# TEXT PASSAGE

***

Yet hope isn’t reserved for just us viewers. There’s that bit towards the end of this week’s episode, where Nate and Sara and the rest of the Legends bid each other farewell, for now. “I’m ready for that part of life after being a hero,” Nate says, fading away to join Flannel Zari for a quieter life far away from anachronisms and Legions Of Doom and Time Masters and Reverse-Flashes and Beebos and other such extravagances. For Nate (as well as Nick Zano) the future is a calmer place; when he finally bids adieu to his crewmates we get the feeling that he’s saying goodbye to us, as well.
“Later, Legends.”
Adios, Nate.
Stray Observations
- Season’s MVL: Gideon. When Amy Pemberton finally made the leap from voice actor to a series fixture as the human version of Gideon, we all went crazy for her (especially Gary). Pemberton has revealed multitudes of range and talent during this rambunctious season, belting out songs at Zari’s impromptu speakeasy party and generally being a wonderful addition to an ever-growing cadre of Legends. May Amy’s run be long.

***

# EXTRACTED RECORDS

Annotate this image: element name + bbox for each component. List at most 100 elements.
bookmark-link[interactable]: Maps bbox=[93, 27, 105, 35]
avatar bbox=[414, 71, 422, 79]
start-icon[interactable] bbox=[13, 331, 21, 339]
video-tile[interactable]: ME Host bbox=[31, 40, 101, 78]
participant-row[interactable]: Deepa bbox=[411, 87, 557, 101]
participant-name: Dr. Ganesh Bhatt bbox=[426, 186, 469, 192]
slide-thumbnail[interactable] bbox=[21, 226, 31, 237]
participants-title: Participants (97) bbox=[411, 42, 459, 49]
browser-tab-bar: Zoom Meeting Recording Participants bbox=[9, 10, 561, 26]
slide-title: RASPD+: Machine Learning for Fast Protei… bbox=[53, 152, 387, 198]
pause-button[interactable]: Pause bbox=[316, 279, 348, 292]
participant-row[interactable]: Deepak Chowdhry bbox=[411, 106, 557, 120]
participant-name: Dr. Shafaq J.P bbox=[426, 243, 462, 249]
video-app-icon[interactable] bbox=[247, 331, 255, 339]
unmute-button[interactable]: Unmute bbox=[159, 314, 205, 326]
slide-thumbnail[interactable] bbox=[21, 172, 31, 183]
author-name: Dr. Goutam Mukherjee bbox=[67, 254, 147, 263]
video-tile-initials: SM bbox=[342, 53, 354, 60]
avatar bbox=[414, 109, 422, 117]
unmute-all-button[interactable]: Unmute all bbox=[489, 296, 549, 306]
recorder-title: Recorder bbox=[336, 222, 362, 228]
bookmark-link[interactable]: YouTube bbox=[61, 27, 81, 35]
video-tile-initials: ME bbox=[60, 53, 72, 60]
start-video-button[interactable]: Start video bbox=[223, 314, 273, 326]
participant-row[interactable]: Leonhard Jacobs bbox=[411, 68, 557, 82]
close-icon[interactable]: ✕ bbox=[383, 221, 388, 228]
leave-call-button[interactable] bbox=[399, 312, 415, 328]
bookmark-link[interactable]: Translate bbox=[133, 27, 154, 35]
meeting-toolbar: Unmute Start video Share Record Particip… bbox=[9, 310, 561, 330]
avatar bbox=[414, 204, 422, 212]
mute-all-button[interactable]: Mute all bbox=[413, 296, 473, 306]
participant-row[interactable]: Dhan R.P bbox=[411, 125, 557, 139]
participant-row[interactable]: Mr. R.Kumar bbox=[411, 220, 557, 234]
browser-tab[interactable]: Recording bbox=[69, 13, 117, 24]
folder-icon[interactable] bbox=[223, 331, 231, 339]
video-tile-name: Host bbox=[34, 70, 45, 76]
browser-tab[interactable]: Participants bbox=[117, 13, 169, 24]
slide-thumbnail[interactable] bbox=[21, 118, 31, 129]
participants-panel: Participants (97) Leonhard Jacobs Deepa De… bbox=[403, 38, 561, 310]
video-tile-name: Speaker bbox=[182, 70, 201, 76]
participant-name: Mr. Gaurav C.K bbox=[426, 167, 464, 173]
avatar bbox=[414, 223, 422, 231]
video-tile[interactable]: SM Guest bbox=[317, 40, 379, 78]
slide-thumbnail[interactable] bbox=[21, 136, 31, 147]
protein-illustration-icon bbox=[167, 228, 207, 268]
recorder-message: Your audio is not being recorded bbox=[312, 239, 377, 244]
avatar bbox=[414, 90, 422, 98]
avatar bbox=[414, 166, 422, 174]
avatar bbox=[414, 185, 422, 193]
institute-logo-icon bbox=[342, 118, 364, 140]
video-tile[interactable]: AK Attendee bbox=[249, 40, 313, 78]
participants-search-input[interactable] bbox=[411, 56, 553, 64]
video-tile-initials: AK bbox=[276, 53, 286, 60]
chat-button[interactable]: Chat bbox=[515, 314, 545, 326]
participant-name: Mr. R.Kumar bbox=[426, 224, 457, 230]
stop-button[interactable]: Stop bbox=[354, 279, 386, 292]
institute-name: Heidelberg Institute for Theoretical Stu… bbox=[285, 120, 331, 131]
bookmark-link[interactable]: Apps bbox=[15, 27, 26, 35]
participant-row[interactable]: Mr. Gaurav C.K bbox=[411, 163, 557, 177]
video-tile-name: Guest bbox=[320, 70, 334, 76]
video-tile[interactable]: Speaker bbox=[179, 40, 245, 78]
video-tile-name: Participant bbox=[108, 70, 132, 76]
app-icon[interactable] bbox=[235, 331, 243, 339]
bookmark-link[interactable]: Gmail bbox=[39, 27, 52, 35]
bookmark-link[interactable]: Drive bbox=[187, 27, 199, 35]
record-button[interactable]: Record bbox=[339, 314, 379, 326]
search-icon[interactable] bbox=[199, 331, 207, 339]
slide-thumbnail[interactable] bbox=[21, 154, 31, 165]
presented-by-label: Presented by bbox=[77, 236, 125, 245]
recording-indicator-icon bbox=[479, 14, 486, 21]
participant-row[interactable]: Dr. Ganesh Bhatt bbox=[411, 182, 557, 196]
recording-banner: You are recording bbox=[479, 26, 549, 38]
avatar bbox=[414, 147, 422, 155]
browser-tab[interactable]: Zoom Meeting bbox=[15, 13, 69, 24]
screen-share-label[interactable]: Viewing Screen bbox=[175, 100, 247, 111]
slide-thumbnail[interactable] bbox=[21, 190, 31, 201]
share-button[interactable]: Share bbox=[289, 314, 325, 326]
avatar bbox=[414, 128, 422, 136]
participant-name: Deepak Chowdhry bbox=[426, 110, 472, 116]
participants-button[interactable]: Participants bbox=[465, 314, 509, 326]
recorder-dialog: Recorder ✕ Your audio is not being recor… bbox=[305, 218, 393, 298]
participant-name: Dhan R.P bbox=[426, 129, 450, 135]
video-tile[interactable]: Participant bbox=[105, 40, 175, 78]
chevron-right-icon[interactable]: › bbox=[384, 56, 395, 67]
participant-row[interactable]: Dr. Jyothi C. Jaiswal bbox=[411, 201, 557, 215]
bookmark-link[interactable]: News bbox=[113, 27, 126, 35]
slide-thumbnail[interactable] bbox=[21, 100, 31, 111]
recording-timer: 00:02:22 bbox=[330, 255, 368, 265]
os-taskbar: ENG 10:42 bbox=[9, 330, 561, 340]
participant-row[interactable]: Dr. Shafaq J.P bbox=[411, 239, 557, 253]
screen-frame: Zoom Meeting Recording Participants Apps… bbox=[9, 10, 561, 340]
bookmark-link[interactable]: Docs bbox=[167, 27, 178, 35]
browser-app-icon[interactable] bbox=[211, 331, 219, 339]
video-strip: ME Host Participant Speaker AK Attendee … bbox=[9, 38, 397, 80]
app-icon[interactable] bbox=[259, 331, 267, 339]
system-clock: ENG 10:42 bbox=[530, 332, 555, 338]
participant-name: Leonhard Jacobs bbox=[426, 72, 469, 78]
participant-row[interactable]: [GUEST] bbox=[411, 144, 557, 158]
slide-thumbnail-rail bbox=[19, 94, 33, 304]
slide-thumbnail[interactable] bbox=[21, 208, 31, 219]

***

# WORK INSTRUCTIONS
1) Answer these questions using the review:
(a) What does Nate say he is ready for?
(b) Whom does Nate fade away to join?
(c) Who is named the season's MVL?
2) Transcribe the review word for word between "Yet hope isn’t" and "us, as well.", inclusive.
3) Go on with the review of the Legends episode from the point at which it stops.
The rows were taken from a source unrelated to the review.

# OUTPUTS BY TASK
1)
(a) "that part of life after being a hero"
(b) Flannel Zari
(c) Gideon, played by Amy Pemberton

2)
Yet hope isn’t reserved for just us viewers. There’s that bit towards the end of this week’s episode, where Nate and Sara and the rest of the Legends bid each other farewell, for now. “I’m ready for that part of life after being a hero,” Nate says, fading away to join Flannel Zari for a quieter life far away from anachronisms and Legions Of Doom and Time Masters and Reverse-Flashes and Beebos and other such extravagances. For Nate (as well as Nick Zano) the future is a calmer place; when he finally bids adieu to his crewmates we get the feeling that he’s saying goodbye to us, as well.

3)
- I will genuinely miss Nick Zano on this show. Once Mick departed Legends, Nate Heywood became Sara’s defacto buddy/confidante outside of Ava. Who is going to drink with the Waverider captain now that… oh, yeah!
- Will Gary’s advancement of caveman door technology alter the timeline in any substantial way? Probably not. Legends!
- “You two are the best mom and friend that a girl conjured out of circuits could have ever hoped for.”
- “Yes! I am reveling in joy right now! Goodbye!” Caity Lotz is a treasure.
- Gwyn’s words of valor: “Beyond this place of wrath and tears looms but the horror of the shade. And yet the years shall find me unafraid.” How is Matt Ryan not a movie star?
- Mustard gas, eradicator of expensive superpowers everywhere? If Nate is really gone from Legends Of Tomorrow, why go to the extra trouble of finding a way to get rid of his superpowers—OH.
- “I wonder if there’s chocolate sauce on board.” “Oh, Gary!”
- So what did you think of this season finale of DC’s Legends Of Tomorrow, group? If there’s an eighth season, how will Donald Faison fit into the scheme of things as Booster Gold? Will we ever see Nate and Flannel Zari again? (Or Mick, for that matter?) Sound off in the comments below.
- Oh, and one more thing: This is my final dispatch as Legends recapper for The A.V. Club! It has been an absolute pleasure to join you every week as we bounced from one point in time to the next. Thank you for being patient with me as I found my bearings as a born-again Legends follower, and thank you for all your comments and feedback along the way. Each of you made me a better recapper (I think/hope) and you made the experience that was season seven of DC’s Legends Of Tomorrow a richer and more hilarious one. Later, Legends!